### TASK DIRECTIONS:
Answer with a single number, the count of lines holding the word "range".

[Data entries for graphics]

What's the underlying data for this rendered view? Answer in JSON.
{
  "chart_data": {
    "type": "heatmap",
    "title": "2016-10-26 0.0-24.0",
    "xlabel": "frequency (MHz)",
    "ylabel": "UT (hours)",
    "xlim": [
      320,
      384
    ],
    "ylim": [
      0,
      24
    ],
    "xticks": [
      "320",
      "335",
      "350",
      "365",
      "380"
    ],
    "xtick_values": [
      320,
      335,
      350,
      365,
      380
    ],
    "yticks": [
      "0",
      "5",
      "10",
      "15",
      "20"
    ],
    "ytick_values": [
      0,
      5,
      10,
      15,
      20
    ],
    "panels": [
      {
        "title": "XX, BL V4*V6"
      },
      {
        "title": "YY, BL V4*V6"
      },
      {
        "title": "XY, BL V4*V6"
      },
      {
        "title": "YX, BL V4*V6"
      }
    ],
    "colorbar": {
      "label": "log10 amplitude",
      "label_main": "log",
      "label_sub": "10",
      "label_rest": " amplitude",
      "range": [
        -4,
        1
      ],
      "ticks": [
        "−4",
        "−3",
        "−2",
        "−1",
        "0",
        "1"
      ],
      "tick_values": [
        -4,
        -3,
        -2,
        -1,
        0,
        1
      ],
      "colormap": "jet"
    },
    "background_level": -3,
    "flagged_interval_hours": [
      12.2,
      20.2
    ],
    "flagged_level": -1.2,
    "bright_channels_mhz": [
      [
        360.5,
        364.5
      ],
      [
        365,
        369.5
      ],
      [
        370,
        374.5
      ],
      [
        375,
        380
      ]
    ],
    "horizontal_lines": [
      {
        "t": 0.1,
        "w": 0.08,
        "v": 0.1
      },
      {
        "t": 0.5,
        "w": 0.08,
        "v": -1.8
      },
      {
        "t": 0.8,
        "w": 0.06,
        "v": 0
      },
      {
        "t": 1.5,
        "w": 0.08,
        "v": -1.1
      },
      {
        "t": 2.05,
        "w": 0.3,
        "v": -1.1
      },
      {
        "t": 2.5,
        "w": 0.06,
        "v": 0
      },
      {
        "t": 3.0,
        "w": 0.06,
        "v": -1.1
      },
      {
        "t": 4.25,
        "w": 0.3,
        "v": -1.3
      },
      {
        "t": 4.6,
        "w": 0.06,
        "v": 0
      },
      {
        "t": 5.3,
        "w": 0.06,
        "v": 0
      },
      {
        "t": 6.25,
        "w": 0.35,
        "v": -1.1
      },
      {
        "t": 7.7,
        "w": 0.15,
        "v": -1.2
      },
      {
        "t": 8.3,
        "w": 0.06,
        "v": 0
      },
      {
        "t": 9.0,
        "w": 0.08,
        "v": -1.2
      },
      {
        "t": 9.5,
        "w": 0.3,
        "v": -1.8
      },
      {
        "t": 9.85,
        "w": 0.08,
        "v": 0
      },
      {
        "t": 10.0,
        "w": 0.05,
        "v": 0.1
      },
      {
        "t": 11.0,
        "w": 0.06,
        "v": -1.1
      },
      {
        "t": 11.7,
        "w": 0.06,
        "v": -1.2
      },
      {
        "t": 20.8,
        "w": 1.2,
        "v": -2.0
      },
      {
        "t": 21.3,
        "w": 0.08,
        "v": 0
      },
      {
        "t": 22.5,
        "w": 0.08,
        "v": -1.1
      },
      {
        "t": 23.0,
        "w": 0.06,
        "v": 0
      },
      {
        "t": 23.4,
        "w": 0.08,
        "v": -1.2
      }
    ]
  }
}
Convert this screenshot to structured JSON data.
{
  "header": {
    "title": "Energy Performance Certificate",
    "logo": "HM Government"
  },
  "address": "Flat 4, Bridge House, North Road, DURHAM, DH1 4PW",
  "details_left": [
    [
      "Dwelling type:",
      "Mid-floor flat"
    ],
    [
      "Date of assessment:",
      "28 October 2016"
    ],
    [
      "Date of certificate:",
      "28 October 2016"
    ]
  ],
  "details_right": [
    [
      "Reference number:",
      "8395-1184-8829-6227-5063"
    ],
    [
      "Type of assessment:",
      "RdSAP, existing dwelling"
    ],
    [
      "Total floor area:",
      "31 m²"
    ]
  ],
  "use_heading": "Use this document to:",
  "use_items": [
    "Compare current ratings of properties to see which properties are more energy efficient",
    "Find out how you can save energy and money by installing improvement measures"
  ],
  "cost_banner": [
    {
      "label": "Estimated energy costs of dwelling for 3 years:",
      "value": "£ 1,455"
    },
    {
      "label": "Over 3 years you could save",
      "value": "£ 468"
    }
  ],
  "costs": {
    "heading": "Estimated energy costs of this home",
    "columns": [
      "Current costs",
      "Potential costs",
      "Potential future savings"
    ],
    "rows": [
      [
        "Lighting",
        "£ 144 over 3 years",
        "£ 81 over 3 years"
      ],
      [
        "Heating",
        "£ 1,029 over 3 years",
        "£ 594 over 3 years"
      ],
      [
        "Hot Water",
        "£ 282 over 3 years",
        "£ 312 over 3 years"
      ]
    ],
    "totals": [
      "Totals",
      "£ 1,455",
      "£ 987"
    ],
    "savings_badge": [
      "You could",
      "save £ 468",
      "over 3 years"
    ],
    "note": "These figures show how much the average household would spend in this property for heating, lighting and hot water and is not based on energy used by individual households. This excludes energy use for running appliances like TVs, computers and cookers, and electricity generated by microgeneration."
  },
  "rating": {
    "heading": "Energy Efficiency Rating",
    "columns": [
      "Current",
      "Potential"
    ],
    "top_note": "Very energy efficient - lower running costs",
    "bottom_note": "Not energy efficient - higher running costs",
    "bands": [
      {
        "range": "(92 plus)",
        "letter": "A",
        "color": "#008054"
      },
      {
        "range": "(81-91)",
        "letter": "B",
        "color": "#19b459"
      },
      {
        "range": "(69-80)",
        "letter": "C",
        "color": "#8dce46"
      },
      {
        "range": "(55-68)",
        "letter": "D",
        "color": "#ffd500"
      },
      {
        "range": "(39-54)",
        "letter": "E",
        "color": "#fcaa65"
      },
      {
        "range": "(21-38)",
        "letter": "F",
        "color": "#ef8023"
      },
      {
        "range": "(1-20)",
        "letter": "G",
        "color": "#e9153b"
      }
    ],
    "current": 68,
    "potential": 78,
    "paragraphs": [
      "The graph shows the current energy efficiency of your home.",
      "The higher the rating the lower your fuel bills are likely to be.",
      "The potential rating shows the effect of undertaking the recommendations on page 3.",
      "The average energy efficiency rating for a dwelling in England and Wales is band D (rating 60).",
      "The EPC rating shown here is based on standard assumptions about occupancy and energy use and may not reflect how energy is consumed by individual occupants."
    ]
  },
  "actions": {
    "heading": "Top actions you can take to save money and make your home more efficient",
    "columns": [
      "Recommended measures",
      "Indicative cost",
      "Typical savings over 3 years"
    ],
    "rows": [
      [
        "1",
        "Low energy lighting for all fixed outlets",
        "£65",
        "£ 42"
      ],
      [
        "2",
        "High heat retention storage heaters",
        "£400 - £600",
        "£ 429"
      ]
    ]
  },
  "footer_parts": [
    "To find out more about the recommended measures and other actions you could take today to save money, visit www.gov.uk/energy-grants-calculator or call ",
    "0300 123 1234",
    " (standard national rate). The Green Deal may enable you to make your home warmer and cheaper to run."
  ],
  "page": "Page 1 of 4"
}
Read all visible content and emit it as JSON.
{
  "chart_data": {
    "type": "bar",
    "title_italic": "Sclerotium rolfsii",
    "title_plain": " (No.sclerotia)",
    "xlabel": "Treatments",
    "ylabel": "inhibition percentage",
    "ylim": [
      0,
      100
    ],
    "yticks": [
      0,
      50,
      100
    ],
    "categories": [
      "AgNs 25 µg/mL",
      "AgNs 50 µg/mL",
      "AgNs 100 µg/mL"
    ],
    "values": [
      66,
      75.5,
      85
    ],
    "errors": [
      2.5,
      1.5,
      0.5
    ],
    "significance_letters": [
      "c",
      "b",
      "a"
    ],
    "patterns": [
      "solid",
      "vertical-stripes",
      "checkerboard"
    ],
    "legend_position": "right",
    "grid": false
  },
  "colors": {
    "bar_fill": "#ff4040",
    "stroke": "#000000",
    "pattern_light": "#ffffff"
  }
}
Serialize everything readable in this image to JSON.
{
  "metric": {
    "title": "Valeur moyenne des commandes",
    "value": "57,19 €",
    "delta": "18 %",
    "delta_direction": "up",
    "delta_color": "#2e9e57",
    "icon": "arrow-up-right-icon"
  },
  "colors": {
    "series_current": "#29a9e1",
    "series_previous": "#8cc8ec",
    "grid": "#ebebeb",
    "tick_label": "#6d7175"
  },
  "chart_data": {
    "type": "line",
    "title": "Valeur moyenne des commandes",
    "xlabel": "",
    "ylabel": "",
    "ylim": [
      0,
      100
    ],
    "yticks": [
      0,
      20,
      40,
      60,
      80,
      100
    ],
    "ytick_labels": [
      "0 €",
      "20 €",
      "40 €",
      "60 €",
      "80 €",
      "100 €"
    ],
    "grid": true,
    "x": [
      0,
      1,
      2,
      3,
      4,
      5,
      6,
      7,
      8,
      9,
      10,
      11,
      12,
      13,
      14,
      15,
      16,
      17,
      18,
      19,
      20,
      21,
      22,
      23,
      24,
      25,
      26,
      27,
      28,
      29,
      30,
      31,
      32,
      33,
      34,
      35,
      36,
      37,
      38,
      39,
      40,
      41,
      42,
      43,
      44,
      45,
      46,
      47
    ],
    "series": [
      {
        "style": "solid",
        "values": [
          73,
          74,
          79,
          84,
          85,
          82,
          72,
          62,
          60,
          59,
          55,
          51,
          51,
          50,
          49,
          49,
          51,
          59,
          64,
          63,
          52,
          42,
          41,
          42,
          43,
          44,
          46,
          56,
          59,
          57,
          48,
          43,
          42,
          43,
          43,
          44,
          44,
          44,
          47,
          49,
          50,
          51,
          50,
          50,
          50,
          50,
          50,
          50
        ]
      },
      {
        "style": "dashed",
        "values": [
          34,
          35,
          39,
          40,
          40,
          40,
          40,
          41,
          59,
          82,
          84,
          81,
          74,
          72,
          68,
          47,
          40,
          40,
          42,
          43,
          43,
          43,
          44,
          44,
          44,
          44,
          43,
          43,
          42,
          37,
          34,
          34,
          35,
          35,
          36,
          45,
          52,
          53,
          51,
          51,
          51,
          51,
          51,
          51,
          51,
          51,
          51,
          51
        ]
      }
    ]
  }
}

### TASK RESPONSE:
8